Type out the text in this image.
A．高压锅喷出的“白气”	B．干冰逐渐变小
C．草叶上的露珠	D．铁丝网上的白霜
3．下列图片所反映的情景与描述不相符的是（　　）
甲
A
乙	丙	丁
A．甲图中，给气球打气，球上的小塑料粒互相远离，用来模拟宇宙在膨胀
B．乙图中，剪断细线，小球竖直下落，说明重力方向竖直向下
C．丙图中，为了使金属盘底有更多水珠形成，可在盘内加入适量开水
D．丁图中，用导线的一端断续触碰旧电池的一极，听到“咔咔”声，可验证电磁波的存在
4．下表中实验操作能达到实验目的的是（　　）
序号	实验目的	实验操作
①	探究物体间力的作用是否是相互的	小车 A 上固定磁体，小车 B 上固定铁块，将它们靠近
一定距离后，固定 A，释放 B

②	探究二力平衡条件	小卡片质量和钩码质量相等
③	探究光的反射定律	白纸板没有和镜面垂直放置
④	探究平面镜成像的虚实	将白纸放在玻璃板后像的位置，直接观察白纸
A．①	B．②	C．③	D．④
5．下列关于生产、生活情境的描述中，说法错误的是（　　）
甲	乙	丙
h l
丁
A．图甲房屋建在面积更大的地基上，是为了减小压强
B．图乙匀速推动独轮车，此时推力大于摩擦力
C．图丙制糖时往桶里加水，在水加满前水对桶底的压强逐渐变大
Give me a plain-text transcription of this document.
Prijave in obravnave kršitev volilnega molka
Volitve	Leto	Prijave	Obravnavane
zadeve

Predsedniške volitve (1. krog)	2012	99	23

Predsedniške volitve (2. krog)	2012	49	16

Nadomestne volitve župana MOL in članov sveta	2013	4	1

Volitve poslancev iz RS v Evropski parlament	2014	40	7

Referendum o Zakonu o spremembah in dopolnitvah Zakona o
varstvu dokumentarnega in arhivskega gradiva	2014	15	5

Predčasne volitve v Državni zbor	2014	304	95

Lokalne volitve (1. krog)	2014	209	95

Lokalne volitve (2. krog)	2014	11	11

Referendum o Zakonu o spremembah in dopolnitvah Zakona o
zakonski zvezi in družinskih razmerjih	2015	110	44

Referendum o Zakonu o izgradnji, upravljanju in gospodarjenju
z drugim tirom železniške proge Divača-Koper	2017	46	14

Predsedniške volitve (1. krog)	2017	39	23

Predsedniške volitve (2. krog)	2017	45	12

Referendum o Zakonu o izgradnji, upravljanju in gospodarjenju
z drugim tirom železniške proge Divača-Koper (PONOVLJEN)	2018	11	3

> _Directive_
Reproduce the lines from the one containing "Give me a plain-text" to the end of the entries, keeping both ends and adding nothing.

> _Exercise output_
Give me a plain-text transcription of this document.
Prijave in obravnave kršitev volilnega molka
Volitve	Leto	Prijave	Obravnavane
zadeve

Predsedniške volitve (1. krog)	2012	99	23

Predsedniške volitve (2. krog)	2012	49	16

Nadomestne volitve župana MOL in članov sveta	2013	4	1

Volitve poslancev iz RS v Evropski parlament	2014	40	7

Referendum o Zakonu o spremembah in dopolnitvah Zakona o
varstvu dokumentarnega in arhivskega gradiva	2014	15	5

Predčasne volitve v Državni zbor	2014	304	95

Lokalne volitve (1. krog)	2014	209	95

Lokalne volitve (2. krog)	2014	11	11

Referendum o Zakonu o spremembah in dopolnitvah Zakona o
zakonski zvezi in družinskih razmerjih	2015	110	44

Referendum o Zakonu o izgradnji, upravljanju in gospodarjenju
z drugim tirom železniške proge Divača-Koper	2017	46	14

Predsedniške volitve (1. krog)	2017	39	23

Predsedniške volitve (2. krog)	2017	45	12

Referendum o Zakonu o izgradnji, upravljanju in gospodarjenju
z drugim tirom železniške proge Divača-Koper (PONOVLJEN)	2018	11	3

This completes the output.